**WRITTEN EXERCISE**:
Write out each line in which the string "再至钢筋切断机" is present.

Data records:
##########

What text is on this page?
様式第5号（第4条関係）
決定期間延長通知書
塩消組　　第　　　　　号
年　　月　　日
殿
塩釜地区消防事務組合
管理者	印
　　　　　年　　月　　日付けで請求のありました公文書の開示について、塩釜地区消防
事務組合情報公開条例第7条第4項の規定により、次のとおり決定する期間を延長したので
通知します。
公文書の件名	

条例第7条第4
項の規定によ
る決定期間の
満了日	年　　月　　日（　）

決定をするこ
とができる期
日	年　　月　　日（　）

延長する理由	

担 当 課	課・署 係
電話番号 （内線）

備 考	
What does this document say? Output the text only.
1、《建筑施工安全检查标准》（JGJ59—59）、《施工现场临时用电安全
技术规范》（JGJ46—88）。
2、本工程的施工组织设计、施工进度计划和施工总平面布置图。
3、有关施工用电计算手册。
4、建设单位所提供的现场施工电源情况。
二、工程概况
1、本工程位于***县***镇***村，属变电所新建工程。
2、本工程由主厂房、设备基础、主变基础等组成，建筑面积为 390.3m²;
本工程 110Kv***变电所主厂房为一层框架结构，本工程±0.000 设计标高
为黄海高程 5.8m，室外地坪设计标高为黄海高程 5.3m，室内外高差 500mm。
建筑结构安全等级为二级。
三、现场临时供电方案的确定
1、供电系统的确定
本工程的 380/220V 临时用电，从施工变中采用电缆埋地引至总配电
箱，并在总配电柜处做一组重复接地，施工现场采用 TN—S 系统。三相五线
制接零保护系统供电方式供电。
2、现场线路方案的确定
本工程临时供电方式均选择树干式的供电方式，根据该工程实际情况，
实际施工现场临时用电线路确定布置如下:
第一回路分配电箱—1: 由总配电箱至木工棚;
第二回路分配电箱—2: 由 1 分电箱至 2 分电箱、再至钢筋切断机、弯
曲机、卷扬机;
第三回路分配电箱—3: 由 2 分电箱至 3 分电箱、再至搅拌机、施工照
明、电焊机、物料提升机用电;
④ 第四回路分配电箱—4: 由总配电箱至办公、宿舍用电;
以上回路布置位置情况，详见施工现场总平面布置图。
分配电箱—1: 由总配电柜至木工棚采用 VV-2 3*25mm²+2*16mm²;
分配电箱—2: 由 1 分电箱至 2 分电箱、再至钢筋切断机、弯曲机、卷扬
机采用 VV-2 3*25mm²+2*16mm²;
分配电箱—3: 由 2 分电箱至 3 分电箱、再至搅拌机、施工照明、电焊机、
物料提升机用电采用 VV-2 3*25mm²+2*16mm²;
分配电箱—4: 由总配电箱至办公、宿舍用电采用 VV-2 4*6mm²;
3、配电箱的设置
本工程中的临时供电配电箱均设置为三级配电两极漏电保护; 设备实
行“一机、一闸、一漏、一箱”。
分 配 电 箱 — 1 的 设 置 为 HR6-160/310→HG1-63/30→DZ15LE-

##########

**SOLUTION TO THIS TASK**:
第二回路分配电箱—2: 由 1 分电箱至 2 分电箱、再至钢筋切断机、弯
分配电箱—2: 由 1 分电箱至 2 分电箱、再至钢筋切断机、弯曲机、卷扬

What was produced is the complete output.